(Collection entries)
________________________________________

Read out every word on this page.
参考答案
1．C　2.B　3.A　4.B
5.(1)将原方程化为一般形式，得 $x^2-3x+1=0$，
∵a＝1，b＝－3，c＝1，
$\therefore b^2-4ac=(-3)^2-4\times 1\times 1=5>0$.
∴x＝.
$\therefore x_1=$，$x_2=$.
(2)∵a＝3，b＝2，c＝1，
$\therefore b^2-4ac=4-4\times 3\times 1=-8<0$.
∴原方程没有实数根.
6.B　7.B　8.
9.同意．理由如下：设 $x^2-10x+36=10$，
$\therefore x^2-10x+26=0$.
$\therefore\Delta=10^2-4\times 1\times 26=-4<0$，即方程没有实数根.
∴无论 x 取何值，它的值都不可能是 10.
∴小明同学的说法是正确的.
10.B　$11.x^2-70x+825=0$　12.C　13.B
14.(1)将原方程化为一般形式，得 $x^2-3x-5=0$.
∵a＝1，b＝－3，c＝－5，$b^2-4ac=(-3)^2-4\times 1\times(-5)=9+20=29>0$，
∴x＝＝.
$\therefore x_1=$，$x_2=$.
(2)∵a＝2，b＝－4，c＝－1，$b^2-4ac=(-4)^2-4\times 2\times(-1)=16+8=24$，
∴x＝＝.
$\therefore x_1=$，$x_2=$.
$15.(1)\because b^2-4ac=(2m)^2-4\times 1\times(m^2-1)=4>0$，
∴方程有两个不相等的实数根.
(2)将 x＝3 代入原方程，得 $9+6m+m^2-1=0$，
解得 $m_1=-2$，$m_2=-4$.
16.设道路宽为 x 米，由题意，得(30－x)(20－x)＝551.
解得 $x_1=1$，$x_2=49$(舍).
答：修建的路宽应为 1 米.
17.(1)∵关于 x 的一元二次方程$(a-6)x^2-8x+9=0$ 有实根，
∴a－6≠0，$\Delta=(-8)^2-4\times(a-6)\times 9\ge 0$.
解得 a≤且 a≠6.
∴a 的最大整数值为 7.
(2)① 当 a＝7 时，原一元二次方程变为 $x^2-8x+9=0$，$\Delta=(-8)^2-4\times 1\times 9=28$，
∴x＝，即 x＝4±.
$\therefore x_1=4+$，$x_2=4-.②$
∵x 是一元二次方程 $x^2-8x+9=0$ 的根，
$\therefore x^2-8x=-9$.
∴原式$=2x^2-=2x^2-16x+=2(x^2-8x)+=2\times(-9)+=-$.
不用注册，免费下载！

________________________________________

*Task to carry out*:
Faithfully transcribe the whole of the data.

*Response*:
Read out every word on this page.
参考答案
1．C　2.B　3.A　4.B
5.(1)将原方程化为一般形式，得 $x^2-3x+1=0$，
∵a＝1，b＝－3，c＝1，
$\therefore b^2-4ac=(-3)^2-4\times 1\times 1=5>0$.
∴x＝.
$\therefore x_1=$，$x_2=$.
(2)∵a＝3，b＝2，c＝1，
$\therefore b^2-4ac=4-4\times 3\times 1=-8<0$.
∴原方程没有实数根.
6.B　7.B　8.
9.同意．理由如下：设 $x^2-10x+36=10$，
$\therefore x^2-10x+26=0$.
$\therefore\Delta=10^2-4\times 1\times 26=-4<0$，即方程没有实数根.
∴无论 x 取何值，它的值都不可能是 10.
∴小明同学的说法是正确的.
10.B　$11.x^2-70x+825=0$　12.C　13.B
14.(1)将原方程化为一般形式，得 $x^2-3x-5=0$.
∵a＝1，b＝－3，c＝－5，$b^2-4ac=(-3)^2-4\times 1\times(-5)=9+20=29>0$，
∴x＝＝.
$\therefore x_1=$，$x_2=$.
(2)∵a＝2，b＝－4，c＝－1，$b^2-4ac=(-4)^2-4\times 2\times(-1)=16+8=24$，
∴x＝＝.
$\therefore x_1=$，$x_2=$.
$15.(1)\because b^2-4ac=(2m)^2-4\times 1\times(m^2-1)=4>0$，
∴方程有两个不相等的实数根.
(2)将 x＝3 代入原方程，得 $9+6m+m^2-1=0$，
解得 $m_1=-2$，$m_2=-4$.
16.设道路宽为 x 米，由题意，得(30－x)(20－x)＝551.
解得 $x_1=1$，$x_2=49$(舍).
答：修建的路宽应为 1 米.
17.(1)∵关于 x 的一元二次方程$(a-6)x^2-8x+9=0$ 有实根，
∴a－6≠0，$\Delta=(-8)^2-4\times(a-6)\times 9\ge 0$.
解得 a≤且 a≠6.
∴a 的最大整数值为 7.
(2)① 当 a＝7 时，原一元二次方程变为 $x^2-8x+9=0$，$\Delta=(-8)^2-4\times 1\times 9=28$，
∴x＝，即 x＝4±.
$\therefore x_1=4+$，$x_2=4-.②$
∵x 是一元二次方程 $x^2-8x+9=0$ 的根，
$\therefore x^2-8x=-9$.
∴原式$=2x^2-=2x^2-16x+=2(x^2-8x)+=2\times(-9)+=-$.
不用注册，免费下载！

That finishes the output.